TASK DESCRIPTION:
What is the number of lines that include the word "lower"? Provide only that figure.

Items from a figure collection
----
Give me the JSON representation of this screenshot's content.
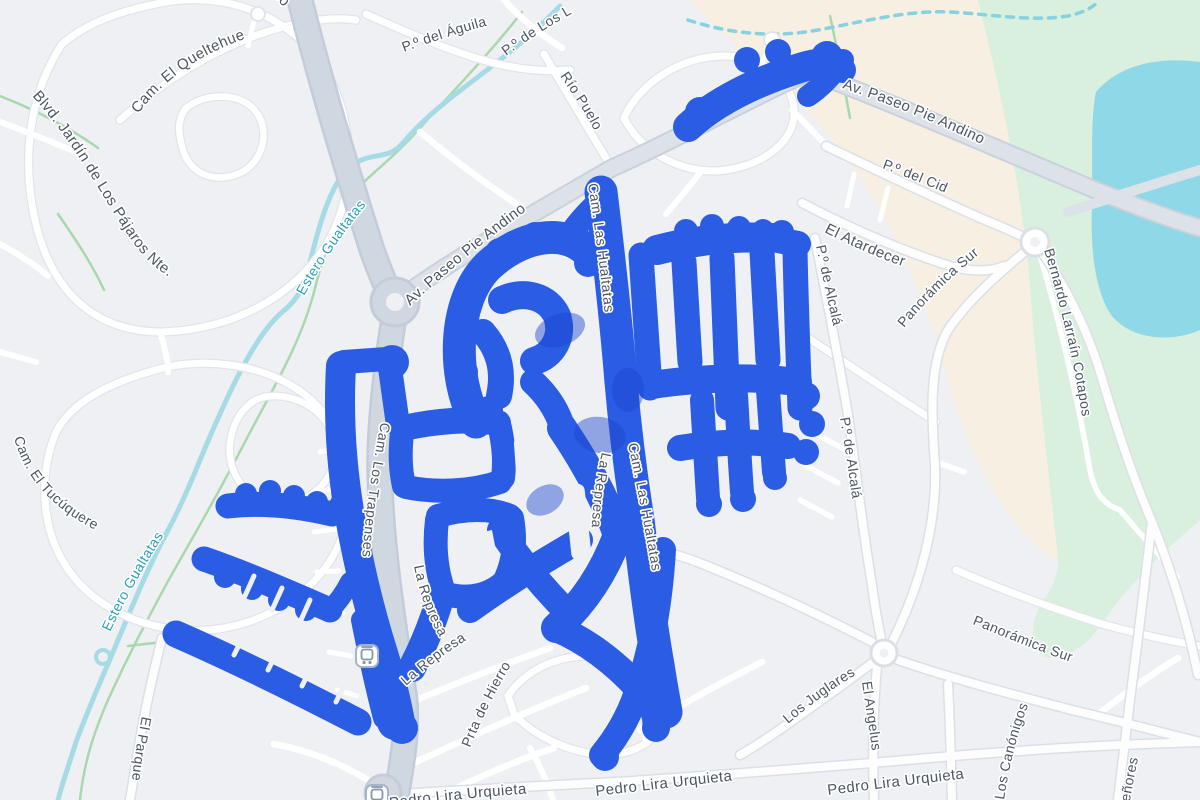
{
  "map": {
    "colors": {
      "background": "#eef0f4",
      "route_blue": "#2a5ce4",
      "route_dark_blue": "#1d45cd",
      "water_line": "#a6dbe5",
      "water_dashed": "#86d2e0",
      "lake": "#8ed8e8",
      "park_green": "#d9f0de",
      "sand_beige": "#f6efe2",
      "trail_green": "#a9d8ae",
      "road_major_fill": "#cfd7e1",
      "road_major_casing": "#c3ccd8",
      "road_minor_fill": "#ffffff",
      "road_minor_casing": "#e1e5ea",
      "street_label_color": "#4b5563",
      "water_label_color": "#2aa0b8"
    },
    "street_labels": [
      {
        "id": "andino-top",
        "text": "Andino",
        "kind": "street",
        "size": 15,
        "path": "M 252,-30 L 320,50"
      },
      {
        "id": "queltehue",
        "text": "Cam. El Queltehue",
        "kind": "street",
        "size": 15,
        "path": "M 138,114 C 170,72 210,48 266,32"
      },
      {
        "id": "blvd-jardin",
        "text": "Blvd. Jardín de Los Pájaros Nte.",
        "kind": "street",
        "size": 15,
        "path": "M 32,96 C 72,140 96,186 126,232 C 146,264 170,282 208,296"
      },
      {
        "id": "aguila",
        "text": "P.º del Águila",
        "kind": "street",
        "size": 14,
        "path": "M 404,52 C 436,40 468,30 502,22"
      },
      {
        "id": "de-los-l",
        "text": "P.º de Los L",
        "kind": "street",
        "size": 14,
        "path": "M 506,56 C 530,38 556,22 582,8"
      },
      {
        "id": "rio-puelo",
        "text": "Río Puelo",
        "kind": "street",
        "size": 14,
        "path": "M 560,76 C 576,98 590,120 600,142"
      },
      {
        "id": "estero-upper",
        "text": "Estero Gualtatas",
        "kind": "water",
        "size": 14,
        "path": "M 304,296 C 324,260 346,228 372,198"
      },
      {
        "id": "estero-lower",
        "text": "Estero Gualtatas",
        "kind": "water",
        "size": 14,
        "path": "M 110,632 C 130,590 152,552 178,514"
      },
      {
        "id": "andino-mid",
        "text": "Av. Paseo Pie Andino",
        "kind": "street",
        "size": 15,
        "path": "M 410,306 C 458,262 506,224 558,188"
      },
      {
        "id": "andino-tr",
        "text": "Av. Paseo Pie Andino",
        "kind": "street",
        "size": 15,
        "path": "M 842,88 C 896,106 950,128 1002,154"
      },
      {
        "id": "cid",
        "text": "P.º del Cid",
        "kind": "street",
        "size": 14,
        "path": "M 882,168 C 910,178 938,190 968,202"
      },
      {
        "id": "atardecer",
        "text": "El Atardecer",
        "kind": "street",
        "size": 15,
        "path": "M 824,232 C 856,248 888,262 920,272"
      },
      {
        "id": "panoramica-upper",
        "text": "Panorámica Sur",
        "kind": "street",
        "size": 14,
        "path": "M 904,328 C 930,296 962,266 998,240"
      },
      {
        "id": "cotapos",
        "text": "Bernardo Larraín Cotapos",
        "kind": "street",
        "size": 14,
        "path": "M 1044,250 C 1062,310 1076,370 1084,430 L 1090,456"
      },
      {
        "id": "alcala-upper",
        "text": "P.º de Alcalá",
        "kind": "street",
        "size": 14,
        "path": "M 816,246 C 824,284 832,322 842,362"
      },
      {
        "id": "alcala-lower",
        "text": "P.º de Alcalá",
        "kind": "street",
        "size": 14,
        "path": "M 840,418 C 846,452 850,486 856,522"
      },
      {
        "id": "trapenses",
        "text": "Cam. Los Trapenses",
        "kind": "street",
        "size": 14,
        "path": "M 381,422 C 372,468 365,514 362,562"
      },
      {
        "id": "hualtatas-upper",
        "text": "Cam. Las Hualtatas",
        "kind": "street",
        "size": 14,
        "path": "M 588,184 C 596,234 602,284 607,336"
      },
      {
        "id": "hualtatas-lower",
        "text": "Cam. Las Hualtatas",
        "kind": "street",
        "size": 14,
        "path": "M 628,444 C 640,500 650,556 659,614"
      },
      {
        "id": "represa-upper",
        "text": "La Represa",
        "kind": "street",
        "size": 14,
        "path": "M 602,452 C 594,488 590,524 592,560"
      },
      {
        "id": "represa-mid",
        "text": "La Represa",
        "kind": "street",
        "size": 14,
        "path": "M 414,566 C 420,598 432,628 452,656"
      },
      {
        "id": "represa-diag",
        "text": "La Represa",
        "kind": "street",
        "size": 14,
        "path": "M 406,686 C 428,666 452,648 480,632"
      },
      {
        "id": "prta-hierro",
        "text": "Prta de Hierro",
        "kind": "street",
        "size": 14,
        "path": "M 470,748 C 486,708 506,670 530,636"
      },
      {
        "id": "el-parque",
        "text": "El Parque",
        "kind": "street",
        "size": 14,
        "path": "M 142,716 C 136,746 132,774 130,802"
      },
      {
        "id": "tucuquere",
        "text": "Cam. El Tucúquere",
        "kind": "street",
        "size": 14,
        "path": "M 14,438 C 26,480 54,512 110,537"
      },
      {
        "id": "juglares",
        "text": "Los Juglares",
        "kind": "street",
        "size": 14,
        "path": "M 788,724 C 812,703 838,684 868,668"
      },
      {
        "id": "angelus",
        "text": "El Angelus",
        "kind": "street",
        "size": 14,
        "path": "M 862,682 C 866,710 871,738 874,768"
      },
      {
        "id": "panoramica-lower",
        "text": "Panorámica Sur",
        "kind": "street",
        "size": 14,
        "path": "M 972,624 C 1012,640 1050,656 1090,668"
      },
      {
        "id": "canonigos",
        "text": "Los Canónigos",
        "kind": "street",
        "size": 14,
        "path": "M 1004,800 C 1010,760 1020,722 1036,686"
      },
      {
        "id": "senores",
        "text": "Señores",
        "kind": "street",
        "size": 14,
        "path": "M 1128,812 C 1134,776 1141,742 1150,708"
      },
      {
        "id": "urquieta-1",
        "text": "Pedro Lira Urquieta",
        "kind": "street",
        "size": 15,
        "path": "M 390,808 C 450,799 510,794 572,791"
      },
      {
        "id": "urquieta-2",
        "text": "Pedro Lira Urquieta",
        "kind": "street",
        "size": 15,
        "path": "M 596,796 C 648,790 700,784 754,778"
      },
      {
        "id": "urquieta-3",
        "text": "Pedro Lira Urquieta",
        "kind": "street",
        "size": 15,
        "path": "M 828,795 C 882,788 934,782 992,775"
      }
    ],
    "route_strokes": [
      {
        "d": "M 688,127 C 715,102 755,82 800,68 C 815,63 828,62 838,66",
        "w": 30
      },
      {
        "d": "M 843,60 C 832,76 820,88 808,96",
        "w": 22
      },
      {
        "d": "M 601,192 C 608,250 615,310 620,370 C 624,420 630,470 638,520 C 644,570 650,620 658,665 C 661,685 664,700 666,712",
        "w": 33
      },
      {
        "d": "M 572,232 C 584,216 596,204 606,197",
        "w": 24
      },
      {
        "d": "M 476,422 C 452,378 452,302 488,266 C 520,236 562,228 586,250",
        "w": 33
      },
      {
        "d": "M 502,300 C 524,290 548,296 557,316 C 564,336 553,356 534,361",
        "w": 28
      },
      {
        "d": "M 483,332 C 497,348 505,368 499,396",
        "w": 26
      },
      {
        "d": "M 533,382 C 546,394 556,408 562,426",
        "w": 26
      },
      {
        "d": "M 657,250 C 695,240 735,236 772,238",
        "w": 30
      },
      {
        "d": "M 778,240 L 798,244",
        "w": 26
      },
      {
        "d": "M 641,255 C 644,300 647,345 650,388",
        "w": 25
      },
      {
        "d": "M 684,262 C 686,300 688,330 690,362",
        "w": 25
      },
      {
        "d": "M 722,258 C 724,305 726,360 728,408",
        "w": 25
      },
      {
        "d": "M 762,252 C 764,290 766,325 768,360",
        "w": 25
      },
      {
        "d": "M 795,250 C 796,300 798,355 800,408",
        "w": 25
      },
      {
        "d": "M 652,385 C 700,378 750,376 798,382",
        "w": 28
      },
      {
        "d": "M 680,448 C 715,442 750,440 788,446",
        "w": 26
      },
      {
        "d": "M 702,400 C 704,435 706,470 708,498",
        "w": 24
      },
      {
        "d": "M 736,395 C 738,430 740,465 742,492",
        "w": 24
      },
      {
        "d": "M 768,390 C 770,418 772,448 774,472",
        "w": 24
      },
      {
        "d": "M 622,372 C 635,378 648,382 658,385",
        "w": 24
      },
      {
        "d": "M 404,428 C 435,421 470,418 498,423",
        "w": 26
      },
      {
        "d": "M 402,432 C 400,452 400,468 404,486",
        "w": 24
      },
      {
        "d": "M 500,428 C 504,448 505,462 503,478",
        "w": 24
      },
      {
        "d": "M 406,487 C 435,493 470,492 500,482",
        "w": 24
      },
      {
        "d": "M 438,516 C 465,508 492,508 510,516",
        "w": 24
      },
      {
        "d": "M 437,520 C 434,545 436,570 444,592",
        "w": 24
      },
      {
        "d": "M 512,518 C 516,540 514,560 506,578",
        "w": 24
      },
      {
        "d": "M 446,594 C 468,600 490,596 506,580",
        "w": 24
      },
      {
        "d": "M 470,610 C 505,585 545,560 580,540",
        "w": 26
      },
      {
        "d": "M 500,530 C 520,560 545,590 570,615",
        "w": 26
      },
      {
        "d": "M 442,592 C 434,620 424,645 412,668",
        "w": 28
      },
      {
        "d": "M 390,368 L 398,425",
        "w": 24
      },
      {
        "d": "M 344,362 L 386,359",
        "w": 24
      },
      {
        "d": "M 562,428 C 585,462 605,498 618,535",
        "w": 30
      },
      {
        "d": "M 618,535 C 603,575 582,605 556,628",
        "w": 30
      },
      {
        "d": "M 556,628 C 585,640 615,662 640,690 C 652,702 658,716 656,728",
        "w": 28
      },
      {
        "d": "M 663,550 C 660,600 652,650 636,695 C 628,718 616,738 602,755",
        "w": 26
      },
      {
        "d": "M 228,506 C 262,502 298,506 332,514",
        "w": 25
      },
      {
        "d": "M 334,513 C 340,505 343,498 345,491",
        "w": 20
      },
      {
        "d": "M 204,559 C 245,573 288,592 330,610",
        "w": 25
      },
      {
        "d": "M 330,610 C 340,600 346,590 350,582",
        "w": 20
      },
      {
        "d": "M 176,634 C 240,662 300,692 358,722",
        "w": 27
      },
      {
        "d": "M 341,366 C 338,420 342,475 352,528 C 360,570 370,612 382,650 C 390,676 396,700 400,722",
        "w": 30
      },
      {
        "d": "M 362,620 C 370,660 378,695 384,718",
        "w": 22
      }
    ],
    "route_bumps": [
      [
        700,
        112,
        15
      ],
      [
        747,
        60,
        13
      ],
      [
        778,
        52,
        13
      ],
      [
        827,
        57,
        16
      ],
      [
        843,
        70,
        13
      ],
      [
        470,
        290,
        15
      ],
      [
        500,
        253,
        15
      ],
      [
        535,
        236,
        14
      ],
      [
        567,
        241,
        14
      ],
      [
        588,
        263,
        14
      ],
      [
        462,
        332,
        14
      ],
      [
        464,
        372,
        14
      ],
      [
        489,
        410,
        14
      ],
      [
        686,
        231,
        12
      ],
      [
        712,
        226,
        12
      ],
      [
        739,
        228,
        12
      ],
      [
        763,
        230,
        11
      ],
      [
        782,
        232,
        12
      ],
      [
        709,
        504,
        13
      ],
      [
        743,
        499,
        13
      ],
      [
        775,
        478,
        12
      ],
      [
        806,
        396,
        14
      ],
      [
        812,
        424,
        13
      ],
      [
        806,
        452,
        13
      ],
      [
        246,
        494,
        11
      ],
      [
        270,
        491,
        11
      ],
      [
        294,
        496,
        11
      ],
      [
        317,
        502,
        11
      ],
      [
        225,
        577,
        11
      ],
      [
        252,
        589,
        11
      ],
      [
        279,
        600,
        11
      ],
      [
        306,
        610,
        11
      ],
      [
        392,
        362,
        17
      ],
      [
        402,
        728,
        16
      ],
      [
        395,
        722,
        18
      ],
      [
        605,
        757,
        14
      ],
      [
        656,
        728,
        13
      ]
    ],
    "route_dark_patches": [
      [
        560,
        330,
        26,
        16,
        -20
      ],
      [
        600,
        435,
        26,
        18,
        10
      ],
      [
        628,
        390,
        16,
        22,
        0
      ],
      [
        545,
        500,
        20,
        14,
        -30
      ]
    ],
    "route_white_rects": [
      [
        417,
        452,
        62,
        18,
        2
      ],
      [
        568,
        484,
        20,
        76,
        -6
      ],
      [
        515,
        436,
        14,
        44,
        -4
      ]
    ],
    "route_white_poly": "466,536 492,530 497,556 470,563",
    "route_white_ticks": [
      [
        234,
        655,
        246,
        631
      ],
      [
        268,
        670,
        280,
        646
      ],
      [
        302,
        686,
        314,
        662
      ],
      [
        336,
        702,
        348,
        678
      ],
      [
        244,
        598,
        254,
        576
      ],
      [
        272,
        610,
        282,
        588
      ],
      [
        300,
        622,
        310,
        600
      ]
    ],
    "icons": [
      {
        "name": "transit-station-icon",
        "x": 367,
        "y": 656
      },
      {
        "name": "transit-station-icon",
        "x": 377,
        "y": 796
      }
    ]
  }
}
----
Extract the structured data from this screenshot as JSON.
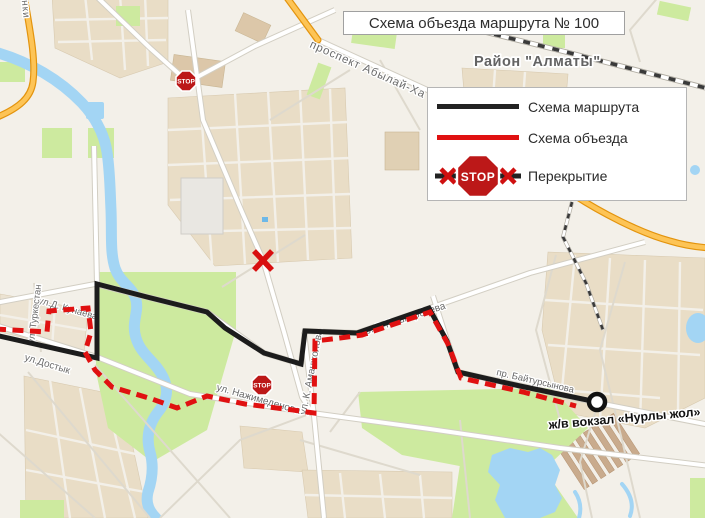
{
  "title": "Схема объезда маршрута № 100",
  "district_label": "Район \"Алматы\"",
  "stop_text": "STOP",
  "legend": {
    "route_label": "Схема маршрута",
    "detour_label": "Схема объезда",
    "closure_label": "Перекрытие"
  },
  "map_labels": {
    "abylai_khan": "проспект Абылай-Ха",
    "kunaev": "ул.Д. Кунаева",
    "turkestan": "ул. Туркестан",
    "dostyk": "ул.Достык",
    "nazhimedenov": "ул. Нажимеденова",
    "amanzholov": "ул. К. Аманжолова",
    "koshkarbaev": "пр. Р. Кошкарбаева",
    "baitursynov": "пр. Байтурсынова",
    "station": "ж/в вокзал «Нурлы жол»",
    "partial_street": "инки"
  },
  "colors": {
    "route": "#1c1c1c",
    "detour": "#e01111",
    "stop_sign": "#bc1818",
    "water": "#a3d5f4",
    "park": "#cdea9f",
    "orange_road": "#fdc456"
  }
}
----
SOLUTION FOR THIS EXERCISE:
4